==== The data

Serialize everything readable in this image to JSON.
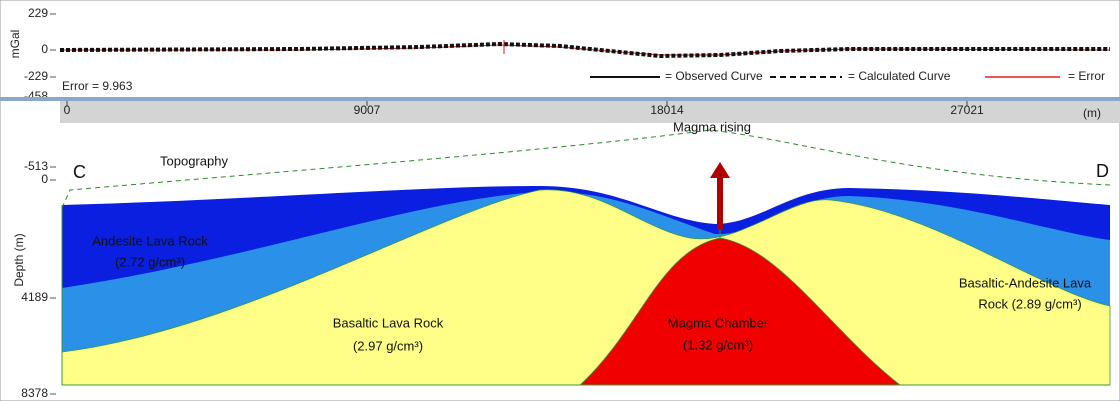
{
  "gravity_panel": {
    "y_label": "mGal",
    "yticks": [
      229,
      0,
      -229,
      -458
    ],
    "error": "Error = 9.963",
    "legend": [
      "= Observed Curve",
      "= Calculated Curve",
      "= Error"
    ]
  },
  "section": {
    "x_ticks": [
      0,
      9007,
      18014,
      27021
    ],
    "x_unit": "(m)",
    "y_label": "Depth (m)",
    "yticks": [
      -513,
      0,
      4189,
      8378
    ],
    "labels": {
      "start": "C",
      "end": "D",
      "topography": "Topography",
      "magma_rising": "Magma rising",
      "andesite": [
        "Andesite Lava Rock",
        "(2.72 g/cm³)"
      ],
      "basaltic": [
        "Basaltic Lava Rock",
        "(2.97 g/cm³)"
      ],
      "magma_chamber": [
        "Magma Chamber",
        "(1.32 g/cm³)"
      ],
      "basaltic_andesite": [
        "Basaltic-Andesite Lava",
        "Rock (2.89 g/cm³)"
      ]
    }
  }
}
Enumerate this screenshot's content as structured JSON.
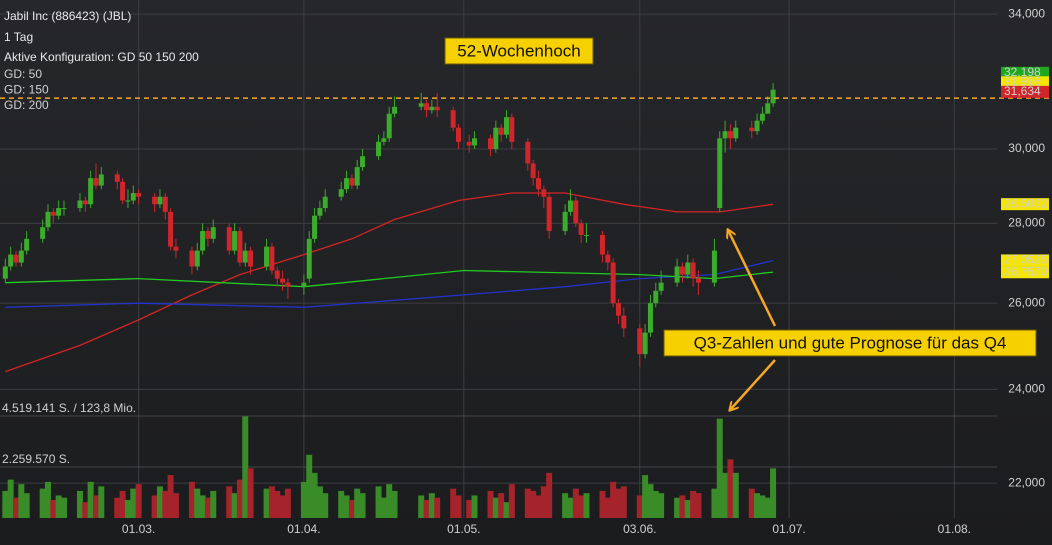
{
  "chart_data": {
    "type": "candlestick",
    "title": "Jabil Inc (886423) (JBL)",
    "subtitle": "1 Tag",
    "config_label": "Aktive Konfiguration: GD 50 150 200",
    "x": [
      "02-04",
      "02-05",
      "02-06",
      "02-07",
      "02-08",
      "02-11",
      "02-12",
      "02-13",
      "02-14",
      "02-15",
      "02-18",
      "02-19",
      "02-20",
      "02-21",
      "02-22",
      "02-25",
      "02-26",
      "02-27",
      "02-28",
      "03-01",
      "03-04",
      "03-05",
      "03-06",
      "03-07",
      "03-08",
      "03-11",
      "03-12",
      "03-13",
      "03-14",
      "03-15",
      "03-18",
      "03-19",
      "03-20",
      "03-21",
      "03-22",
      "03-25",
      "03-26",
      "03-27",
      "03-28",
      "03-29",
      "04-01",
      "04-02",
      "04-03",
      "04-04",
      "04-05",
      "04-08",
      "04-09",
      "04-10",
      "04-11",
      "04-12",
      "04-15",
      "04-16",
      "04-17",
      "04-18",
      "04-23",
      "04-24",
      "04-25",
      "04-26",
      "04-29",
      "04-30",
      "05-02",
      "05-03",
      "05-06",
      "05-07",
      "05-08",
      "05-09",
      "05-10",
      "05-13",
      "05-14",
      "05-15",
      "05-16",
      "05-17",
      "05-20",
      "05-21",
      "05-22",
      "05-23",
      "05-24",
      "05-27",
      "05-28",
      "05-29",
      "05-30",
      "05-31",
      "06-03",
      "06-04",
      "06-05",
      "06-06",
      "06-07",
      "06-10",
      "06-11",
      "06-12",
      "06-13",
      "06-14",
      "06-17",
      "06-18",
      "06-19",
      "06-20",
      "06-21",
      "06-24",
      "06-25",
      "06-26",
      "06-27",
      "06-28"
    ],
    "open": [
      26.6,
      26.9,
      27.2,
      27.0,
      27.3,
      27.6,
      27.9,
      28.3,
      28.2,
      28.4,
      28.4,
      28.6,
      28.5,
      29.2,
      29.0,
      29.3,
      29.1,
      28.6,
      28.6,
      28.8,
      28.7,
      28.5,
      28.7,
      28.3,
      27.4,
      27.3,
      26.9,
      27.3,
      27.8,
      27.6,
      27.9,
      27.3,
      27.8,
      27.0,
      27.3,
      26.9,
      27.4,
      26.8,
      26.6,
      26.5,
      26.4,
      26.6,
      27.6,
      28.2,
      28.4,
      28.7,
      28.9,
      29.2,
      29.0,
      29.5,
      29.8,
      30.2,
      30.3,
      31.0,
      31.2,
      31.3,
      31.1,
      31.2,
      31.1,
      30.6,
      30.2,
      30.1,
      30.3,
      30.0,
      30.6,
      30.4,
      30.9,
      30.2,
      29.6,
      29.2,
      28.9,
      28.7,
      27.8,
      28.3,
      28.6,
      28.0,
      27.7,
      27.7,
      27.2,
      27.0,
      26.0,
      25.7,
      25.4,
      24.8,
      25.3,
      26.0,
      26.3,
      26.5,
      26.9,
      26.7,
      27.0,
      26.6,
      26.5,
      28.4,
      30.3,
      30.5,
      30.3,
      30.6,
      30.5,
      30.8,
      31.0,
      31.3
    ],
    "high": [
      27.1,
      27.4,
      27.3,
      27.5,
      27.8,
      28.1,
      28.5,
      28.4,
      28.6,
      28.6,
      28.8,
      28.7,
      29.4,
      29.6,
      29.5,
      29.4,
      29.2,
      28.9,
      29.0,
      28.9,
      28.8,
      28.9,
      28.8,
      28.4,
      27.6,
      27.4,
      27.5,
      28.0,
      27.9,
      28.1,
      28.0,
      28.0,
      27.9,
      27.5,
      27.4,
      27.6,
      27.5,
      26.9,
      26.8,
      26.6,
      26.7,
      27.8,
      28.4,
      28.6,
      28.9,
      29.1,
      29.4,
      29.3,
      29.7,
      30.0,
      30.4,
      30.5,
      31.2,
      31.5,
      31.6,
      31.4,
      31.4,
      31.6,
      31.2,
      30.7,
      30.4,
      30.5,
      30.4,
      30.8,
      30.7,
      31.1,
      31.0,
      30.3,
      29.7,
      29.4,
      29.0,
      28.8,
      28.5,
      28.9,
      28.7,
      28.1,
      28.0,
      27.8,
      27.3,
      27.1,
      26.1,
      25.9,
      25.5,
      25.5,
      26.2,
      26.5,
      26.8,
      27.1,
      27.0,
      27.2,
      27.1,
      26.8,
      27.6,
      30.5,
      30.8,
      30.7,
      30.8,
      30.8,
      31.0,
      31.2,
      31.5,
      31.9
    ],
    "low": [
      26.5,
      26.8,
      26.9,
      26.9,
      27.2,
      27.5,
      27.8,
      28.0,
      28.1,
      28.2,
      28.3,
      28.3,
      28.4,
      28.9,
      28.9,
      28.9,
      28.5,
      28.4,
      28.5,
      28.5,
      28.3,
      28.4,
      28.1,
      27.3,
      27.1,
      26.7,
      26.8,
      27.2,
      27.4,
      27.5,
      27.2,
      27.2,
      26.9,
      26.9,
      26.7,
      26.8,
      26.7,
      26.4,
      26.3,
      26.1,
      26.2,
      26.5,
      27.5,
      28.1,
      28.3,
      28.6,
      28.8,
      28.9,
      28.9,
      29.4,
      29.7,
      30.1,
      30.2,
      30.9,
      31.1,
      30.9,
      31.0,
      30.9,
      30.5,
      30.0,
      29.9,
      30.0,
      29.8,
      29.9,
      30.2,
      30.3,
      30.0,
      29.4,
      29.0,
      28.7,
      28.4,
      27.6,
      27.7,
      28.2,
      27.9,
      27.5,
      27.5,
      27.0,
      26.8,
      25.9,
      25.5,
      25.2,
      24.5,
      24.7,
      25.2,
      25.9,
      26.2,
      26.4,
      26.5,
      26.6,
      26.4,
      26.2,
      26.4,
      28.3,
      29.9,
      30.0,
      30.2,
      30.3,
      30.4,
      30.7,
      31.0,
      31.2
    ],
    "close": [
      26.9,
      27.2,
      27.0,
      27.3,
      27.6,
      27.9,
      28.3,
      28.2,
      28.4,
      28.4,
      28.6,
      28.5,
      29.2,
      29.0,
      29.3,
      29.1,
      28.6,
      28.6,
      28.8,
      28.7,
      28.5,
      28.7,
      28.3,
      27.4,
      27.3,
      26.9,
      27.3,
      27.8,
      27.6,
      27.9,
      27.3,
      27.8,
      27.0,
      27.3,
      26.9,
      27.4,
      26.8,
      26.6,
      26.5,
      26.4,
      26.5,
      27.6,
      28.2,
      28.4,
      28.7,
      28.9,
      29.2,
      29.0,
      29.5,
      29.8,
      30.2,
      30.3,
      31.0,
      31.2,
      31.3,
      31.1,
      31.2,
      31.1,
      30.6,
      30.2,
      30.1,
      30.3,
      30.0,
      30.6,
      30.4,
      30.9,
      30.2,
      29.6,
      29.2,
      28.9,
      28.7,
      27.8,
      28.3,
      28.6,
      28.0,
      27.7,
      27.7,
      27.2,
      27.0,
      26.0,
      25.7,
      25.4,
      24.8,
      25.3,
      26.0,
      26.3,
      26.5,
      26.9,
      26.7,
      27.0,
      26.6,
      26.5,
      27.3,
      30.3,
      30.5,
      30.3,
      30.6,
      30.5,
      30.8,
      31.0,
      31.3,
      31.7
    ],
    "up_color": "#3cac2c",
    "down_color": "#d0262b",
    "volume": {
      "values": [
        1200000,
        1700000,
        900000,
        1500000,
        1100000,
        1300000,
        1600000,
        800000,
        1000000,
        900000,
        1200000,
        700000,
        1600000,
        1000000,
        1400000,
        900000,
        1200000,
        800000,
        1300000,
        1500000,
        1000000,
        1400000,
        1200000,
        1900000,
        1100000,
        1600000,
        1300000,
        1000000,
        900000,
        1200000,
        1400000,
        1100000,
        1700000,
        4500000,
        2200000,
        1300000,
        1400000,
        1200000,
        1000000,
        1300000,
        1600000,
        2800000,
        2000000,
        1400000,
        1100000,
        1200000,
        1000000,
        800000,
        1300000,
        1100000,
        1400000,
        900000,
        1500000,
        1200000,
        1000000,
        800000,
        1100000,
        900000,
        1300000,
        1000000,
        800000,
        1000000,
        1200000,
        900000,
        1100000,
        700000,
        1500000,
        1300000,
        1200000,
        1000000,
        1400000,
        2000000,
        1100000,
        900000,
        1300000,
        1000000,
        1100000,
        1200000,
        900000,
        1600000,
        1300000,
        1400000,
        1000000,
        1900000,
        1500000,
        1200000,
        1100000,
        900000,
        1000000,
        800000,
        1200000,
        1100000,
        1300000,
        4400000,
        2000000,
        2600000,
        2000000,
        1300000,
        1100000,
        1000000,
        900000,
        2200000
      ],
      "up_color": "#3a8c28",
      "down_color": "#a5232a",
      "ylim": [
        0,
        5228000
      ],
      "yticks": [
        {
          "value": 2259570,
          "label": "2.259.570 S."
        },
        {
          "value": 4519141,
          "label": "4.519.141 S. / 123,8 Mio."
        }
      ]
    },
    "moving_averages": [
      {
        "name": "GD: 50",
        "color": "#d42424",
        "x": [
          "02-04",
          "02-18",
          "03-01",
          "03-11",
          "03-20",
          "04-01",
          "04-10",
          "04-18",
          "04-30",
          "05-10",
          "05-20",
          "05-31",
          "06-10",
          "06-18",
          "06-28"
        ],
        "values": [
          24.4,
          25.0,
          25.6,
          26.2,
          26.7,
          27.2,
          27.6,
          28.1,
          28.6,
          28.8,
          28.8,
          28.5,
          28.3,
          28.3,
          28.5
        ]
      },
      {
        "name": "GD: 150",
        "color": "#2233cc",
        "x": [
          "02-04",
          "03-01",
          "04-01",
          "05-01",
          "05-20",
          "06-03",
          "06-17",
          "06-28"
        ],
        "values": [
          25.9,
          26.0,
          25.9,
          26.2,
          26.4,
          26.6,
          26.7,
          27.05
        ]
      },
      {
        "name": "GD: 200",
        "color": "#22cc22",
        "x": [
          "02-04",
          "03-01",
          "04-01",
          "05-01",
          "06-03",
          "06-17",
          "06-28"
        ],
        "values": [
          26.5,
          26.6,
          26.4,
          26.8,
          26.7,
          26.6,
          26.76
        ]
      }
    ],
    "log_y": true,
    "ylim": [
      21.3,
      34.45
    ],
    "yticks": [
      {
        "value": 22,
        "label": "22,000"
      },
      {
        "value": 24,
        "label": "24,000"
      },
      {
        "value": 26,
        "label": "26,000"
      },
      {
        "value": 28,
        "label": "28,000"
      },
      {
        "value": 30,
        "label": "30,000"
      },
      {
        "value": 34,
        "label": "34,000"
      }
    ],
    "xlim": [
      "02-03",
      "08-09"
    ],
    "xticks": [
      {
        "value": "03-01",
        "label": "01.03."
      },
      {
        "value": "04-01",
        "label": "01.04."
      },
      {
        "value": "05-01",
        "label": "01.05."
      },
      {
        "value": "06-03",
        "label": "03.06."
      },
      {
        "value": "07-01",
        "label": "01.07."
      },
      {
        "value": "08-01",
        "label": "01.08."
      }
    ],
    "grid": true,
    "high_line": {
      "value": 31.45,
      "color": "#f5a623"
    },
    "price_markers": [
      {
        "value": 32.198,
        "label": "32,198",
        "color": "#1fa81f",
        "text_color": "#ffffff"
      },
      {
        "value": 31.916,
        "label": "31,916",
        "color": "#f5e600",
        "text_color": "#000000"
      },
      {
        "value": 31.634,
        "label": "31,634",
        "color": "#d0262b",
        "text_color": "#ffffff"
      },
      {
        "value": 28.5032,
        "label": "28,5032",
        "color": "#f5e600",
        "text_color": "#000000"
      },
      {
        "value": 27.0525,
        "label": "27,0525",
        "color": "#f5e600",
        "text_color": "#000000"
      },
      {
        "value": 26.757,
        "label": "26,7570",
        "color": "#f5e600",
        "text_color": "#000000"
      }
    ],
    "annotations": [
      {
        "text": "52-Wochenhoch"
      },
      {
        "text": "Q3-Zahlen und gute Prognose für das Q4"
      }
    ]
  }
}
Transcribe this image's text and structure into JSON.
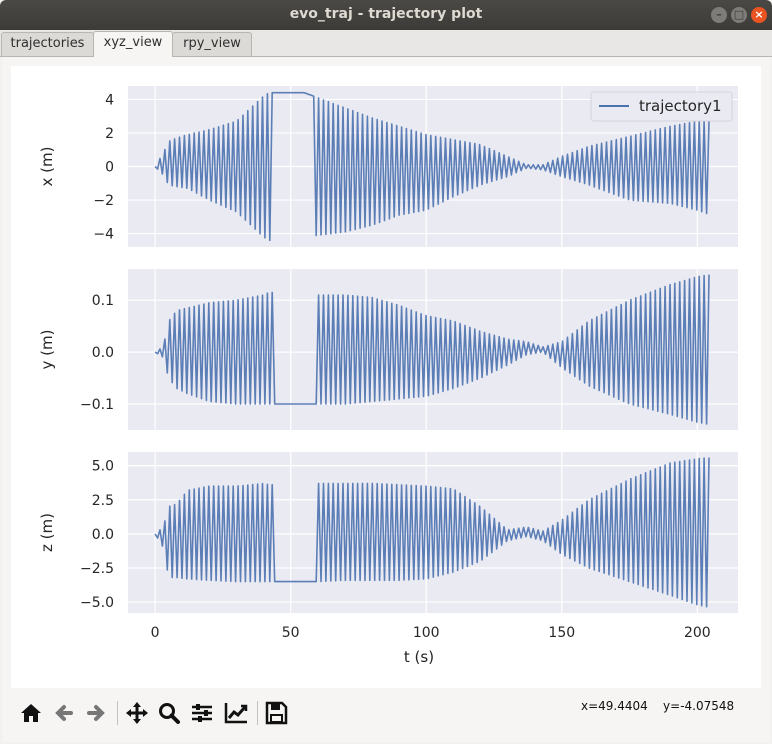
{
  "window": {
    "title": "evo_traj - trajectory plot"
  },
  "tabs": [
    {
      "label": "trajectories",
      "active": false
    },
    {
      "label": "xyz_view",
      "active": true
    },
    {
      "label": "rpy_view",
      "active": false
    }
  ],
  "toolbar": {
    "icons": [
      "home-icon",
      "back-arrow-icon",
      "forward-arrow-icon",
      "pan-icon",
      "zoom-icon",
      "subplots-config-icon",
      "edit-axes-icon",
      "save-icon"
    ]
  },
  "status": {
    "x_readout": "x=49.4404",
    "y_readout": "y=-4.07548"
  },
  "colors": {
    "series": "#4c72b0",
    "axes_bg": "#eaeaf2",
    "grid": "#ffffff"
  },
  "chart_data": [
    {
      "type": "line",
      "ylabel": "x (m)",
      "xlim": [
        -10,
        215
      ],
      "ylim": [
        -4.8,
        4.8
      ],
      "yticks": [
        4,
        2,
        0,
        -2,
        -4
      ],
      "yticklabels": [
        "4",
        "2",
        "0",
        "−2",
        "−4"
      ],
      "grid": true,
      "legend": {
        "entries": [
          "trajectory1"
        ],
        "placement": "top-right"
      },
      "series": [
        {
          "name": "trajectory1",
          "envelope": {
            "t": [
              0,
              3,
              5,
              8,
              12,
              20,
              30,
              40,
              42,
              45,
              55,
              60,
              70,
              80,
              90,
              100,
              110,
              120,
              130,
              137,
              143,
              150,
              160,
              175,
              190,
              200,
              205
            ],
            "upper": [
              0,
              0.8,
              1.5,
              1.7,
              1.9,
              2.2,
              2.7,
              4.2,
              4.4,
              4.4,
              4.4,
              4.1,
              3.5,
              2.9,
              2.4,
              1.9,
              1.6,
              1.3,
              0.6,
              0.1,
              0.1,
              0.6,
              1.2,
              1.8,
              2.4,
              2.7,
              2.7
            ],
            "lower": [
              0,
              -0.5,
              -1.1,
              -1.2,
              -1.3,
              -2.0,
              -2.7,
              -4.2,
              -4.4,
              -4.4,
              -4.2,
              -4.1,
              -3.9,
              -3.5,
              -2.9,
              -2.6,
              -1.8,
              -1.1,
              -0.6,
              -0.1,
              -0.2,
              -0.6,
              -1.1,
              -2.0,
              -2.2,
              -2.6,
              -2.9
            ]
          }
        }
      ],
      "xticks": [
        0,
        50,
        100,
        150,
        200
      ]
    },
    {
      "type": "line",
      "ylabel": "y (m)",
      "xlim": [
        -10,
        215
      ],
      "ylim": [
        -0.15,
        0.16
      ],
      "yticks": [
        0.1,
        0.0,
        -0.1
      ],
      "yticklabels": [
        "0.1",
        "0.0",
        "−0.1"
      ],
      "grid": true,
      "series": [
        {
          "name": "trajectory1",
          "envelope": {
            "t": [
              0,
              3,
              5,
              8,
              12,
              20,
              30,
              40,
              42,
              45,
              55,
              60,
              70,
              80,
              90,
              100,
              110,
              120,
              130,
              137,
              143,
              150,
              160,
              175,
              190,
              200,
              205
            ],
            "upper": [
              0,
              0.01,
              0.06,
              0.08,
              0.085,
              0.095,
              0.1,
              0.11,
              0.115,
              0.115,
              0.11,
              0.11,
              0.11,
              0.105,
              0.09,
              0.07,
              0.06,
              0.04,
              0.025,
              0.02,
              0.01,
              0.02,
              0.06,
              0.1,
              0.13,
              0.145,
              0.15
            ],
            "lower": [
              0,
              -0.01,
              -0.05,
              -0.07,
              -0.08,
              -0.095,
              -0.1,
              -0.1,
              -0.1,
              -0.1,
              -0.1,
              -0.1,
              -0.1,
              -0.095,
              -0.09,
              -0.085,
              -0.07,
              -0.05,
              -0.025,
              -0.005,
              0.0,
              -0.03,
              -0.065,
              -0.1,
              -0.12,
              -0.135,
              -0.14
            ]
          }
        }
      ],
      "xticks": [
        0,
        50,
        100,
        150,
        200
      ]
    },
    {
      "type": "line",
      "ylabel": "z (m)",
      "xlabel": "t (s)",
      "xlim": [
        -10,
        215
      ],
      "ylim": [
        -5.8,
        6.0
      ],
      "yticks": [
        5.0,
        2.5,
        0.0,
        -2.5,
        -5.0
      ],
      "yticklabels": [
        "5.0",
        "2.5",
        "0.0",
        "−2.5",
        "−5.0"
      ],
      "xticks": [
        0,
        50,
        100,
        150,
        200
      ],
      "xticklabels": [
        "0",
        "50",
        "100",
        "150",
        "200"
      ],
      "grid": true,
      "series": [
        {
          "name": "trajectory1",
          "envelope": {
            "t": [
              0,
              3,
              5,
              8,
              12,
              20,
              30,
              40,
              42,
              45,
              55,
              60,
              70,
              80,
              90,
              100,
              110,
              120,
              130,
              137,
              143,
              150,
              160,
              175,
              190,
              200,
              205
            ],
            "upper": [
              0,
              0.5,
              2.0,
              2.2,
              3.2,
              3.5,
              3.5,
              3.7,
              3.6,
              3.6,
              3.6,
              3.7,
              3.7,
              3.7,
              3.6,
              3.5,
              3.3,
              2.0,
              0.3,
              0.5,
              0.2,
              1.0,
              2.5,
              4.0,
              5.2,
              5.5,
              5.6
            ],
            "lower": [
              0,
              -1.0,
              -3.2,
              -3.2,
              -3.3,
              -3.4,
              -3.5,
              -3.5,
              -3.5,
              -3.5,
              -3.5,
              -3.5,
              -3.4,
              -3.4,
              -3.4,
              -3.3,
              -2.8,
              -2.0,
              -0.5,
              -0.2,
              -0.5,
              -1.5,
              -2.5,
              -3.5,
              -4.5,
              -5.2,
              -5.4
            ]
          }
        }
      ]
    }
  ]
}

========

Find the word "Rock" in the entries, and copy every line it shows up in.

● Result of the task:
        "Andesite Lava Rock",
        "Basaltic Lava Rock",
        "Rock (2.89 g/cm³)"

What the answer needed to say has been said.